Dataset items:
****************************************

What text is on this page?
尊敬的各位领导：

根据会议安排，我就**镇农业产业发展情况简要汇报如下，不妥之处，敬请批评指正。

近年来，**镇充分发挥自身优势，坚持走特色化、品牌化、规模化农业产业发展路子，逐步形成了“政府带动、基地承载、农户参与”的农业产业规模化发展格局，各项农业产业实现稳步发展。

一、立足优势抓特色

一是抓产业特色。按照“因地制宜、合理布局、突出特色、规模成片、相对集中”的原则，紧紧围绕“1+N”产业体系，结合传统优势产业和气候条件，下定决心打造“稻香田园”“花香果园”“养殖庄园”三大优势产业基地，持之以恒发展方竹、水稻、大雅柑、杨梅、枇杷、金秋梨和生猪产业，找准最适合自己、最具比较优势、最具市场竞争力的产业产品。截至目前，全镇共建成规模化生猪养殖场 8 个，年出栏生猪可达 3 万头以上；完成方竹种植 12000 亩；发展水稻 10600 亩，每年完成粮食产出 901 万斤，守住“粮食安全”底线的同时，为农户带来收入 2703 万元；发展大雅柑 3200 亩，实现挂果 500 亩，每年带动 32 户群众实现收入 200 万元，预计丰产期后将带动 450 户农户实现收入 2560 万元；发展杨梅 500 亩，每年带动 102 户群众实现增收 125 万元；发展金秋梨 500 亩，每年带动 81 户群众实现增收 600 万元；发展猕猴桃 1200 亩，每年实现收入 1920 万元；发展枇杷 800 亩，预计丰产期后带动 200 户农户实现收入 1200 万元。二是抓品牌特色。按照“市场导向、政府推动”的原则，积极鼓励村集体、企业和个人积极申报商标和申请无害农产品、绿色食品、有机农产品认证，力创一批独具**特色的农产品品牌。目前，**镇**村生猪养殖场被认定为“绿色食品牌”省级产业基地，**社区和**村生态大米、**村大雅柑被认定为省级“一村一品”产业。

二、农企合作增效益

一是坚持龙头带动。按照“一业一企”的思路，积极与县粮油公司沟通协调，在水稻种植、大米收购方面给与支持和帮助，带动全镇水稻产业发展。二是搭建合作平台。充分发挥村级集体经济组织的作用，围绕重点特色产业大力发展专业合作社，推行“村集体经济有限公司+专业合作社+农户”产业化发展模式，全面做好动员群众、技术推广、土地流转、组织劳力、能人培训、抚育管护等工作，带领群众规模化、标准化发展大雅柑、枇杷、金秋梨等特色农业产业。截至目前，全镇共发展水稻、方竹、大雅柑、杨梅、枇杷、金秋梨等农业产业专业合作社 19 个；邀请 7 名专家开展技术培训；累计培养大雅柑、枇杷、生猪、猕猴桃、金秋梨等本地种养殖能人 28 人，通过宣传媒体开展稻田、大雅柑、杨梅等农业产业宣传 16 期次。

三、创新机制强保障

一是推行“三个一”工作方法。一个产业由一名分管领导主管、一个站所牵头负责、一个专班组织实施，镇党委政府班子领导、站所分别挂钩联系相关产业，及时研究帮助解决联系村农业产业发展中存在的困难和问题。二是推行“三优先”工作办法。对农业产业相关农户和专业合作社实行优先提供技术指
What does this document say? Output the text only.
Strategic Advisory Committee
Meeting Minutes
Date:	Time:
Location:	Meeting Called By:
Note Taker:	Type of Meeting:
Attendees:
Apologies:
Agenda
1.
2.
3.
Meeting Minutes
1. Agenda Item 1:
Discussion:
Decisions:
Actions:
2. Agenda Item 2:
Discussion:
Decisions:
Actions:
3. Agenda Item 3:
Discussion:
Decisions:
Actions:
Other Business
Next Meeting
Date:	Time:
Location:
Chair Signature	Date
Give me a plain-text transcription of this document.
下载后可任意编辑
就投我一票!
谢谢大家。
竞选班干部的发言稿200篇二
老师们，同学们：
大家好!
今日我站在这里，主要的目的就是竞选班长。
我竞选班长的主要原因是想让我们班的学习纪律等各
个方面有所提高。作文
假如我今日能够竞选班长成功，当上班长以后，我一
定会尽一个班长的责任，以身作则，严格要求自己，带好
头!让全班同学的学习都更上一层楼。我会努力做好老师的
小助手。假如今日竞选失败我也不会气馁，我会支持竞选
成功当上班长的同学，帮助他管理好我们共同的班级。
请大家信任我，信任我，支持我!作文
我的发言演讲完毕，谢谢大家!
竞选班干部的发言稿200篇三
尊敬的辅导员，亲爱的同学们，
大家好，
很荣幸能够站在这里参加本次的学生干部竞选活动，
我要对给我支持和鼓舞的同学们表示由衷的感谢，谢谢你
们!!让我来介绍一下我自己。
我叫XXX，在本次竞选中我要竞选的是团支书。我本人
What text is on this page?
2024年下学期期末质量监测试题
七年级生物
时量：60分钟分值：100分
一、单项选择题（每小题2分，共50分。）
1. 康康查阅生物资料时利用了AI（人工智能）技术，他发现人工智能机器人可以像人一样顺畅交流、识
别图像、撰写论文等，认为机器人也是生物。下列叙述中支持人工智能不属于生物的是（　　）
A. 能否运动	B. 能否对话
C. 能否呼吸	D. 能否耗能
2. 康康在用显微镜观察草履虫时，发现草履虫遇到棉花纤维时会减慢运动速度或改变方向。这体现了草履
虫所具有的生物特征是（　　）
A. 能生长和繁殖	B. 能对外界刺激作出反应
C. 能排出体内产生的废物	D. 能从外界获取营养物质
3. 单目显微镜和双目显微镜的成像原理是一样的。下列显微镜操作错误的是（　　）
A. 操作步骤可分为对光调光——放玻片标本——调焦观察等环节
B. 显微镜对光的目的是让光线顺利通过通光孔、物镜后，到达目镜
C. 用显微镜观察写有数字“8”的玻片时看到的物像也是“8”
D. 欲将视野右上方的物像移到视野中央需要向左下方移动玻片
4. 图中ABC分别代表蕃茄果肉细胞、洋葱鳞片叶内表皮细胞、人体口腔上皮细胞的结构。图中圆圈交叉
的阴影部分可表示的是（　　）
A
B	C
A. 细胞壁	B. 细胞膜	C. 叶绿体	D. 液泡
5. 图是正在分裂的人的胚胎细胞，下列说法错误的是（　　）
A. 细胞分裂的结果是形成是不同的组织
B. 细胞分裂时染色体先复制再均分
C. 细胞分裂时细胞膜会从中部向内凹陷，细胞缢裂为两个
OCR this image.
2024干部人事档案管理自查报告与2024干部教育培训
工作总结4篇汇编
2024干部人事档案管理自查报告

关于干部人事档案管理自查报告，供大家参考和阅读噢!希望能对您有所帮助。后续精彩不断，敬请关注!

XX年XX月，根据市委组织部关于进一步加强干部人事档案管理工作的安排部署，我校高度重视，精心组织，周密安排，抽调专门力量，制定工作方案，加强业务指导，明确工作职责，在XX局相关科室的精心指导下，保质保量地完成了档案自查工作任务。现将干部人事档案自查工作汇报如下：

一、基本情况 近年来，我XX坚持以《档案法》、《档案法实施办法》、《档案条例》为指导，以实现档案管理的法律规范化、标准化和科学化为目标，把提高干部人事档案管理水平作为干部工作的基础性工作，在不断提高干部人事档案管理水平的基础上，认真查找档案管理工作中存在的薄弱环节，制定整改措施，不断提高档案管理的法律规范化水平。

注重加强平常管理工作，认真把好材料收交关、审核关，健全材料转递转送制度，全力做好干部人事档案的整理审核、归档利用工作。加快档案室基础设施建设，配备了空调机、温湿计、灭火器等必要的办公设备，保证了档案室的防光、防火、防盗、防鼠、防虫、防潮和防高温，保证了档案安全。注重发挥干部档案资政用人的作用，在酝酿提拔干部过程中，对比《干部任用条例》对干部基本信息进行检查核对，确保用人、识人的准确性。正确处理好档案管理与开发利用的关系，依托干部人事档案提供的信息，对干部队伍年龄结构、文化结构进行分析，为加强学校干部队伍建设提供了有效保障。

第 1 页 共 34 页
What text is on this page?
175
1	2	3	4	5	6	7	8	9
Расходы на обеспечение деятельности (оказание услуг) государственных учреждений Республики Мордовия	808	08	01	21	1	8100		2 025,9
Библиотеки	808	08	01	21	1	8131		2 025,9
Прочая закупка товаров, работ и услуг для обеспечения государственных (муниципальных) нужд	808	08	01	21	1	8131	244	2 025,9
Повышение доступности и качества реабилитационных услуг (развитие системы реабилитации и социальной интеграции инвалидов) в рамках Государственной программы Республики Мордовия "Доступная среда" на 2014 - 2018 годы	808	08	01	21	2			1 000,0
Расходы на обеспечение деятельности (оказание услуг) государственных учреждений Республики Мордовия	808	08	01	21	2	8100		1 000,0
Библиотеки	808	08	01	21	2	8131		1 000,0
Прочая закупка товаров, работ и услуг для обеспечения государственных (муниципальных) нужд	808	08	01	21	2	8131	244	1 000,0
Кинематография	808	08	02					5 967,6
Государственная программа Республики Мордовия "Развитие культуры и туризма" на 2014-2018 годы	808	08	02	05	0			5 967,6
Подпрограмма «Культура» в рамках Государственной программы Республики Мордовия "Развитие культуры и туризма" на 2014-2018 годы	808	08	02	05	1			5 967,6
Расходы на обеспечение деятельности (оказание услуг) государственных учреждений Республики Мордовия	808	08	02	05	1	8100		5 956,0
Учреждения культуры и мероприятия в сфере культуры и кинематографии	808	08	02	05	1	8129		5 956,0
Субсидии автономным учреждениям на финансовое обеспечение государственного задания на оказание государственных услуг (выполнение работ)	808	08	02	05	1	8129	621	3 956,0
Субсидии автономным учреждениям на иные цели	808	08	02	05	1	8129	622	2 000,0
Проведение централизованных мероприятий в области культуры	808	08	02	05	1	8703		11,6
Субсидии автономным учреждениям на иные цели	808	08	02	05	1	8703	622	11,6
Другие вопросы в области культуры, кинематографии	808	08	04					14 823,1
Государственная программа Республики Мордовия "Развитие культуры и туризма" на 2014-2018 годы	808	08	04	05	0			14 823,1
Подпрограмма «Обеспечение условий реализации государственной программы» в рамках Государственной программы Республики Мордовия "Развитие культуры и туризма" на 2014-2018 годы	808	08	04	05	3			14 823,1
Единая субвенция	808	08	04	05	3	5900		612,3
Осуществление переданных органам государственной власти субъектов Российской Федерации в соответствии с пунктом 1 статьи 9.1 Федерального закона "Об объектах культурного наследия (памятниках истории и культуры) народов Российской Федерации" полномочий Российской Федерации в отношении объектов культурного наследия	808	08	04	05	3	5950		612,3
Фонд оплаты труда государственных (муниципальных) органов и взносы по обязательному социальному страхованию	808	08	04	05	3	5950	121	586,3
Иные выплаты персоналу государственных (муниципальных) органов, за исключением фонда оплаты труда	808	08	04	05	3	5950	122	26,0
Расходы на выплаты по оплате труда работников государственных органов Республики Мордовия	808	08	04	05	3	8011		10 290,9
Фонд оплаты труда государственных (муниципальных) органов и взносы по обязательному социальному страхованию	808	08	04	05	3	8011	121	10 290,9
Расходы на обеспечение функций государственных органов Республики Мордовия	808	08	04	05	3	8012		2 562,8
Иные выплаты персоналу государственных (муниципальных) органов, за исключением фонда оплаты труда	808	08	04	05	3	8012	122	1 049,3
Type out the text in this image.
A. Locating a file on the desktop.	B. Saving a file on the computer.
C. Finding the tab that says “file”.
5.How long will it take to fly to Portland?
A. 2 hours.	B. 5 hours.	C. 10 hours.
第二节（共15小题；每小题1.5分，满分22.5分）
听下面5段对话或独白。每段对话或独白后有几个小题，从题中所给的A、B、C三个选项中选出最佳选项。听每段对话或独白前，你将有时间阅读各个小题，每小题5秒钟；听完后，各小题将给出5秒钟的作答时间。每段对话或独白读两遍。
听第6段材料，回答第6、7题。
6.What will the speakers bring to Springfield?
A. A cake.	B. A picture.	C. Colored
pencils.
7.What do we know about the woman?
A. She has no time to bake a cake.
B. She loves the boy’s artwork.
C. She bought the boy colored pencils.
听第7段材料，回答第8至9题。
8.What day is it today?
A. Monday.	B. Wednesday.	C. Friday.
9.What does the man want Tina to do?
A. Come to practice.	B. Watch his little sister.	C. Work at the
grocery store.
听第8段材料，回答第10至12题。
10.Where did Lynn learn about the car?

****************************************

• [WRITTEN REQUEST] From the entries above, pull out each line that includes "What".

• [FINISHED ANSWER]
What text is on this page?
What does this document say? Output the text only.
What text is on this page?
What text is on this page?
6.What will the speakers bring to Springfield?
7.What do we know about the woman?
8.What day is it today?
9.What does the man want Tina to do?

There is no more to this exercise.